= Study material =
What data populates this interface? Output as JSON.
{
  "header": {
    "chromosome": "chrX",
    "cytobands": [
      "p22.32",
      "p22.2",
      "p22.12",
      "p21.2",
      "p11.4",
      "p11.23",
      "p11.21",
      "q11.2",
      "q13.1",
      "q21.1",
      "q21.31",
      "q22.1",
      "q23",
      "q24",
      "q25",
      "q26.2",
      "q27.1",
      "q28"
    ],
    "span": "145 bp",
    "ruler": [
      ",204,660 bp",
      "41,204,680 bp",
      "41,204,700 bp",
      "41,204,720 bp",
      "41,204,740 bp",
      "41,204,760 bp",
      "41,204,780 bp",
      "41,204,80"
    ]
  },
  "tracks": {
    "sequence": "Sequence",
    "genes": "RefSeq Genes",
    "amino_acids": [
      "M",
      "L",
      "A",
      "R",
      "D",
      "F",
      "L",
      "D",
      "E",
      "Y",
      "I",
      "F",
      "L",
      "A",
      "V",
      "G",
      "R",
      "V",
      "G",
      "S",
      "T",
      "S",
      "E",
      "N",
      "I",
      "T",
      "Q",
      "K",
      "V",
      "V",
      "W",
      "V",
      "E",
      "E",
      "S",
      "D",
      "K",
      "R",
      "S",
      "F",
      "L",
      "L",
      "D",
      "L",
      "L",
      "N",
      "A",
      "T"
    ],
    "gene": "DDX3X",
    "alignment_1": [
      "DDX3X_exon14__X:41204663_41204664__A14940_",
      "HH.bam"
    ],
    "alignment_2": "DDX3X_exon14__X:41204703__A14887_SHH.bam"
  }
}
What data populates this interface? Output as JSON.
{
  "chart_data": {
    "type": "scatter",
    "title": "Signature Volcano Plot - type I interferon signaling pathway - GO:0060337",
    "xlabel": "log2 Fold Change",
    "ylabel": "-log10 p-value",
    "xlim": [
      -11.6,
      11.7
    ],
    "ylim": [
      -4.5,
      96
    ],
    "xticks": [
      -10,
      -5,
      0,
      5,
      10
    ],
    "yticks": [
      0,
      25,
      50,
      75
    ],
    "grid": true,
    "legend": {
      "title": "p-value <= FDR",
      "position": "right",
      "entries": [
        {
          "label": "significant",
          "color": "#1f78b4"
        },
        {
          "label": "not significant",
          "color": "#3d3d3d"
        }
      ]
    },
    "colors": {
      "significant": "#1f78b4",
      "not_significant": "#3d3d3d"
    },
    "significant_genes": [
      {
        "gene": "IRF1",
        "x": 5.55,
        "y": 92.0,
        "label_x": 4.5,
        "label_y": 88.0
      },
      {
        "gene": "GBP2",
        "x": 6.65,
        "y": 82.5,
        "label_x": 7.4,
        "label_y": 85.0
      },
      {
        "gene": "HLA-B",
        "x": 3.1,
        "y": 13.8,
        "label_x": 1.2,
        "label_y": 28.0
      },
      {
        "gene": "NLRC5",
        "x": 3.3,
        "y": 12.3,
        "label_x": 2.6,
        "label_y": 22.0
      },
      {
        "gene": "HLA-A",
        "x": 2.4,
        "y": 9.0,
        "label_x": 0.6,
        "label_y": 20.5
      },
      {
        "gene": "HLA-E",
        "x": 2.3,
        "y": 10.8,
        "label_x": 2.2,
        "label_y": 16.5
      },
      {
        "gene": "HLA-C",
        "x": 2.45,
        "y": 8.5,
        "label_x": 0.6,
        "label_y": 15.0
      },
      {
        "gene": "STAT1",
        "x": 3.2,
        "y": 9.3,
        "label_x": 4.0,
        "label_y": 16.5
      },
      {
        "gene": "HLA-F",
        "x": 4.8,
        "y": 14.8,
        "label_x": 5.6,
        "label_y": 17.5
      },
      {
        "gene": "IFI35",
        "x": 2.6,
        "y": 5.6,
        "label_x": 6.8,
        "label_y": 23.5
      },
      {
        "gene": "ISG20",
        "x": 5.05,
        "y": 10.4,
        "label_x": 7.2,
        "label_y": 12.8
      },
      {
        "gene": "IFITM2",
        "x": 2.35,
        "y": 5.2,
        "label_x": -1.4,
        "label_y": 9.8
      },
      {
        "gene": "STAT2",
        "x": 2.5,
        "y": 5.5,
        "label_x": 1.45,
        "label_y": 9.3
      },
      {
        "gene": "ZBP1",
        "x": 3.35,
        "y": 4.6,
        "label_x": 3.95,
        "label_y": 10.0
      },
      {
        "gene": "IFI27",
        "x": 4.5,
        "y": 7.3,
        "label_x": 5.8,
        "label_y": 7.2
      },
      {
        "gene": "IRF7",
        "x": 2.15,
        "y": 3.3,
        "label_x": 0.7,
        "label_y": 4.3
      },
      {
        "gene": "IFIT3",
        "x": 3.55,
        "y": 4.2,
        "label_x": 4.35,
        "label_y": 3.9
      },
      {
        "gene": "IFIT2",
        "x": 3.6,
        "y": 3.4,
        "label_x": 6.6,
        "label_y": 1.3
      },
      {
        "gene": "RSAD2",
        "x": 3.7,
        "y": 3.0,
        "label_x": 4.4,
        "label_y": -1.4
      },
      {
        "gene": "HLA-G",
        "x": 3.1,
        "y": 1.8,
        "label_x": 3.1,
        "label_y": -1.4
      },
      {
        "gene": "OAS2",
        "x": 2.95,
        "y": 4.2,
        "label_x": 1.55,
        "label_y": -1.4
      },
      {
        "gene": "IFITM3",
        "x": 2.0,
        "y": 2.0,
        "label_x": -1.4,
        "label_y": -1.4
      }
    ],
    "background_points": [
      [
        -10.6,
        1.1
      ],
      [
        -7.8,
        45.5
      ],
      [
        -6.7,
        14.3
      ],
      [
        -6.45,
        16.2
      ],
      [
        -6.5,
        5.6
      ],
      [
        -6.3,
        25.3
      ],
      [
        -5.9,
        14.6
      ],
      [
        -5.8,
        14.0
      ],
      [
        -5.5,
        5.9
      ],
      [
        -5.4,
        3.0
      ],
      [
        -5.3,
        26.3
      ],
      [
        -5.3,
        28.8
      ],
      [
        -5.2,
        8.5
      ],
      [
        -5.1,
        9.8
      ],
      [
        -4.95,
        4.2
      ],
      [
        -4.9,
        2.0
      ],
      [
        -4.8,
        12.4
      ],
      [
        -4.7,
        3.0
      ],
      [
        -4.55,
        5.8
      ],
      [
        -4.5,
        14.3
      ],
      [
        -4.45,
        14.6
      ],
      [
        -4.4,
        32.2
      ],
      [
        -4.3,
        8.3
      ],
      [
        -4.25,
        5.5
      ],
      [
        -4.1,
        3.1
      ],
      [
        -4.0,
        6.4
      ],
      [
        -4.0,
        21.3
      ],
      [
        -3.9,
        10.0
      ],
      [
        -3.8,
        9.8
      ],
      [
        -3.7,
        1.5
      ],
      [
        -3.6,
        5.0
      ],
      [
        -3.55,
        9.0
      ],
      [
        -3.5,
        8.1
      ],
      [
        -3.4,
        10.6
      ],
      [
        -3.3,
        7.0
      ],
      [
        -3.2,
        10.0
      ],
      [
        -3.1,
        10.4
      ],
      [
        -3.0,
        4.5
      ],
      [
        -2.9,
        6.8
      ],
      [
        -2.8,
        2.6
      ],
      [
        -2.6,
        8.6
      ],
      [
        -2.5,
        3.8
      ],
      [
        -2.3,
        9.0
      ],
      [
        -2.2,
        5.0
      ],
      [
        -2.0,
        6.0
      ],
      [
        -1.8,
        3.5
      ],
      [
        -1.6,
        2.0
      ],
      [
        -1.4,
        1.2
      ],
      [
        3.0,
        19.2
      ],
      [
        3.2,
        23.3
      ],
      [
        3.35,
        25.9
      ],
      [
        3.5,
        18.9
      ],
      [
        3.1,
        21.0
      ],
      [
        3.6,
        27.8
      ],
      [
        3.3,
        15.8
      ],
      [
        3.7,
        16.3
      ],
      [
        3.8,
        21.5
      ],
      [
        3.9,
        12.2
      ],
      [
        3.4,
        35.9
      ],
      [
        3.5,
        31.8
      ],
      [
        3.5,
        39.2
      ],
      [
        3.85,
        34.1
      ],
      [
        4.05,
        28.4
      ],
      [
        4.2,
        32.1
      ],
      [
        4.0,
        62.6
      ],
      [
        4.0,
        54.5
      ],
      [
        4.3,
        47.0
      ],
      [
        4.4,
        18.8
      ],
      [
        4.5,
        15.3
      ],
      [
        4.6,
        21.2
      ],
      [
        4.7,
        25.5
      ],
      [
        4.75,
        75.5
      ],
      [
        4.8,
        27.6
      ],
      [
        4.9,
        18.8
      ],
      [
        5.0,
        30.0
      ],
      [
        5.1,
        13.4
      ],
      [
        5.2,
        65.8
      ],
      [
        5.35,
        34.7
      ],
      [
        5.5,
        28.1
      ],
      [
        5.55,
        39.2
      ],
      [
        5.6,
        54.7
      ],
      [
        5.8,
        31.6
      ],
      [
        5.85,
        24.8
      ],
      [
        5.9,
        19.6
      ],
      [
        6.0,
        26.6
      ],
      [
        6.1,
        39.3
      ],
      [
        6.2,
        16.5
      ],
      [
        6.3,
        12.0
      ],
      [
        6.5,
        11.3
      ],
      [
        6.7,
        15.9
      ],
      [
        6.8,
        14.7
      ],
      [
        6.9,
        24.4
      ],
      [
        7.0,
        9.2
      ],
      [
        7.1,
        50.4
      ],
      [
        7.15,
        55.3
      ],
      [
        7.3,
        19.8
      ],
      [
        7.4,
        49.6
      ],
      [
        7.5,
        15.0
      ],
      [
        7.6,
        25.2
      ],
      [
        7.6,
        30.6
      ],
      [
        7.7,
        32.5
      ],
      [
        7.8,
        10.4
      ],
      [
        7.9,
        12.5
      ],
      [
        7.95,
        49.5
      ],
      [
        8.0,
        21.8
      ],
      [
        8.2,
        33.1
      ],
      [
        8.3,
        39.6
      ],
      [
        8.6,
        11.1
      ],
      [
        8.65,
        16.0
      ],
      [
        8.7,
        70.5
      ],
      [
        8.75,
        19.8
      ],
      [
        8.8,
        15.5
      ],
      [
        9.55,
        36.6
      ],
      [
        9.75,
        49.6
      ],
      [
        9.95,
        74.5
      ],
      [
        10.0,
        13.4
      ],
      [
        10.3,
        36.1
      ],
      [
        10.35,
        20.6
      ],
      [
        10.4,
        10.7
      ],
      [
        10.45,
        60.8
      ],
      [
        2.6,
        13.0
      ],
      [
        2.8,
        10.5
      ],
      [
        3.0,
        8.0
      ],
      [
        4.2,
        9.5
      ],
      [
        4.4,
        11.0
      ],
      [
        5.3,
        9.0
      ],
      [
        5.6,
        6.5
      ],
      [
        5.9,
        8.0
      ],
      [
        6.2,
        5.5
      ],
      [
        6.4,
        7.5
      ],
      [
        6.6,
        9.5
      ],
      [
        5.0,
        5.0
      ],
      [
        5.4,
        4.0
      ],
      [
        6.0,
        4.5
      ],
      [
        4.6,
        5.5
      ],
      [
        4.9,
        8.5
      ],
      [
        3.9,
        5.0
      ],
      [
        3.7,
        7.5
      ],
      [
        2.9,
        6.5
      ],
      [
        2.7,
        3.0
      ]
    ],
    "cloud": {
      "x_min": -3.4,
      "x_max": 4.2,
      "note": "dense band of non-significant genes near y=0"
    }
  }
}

= Task item =
The expected answer is a copy of each line above containing "value".

= Solved problem =
    "ylabel": "-log10 p-value",
      "title": "p-value <= FDR",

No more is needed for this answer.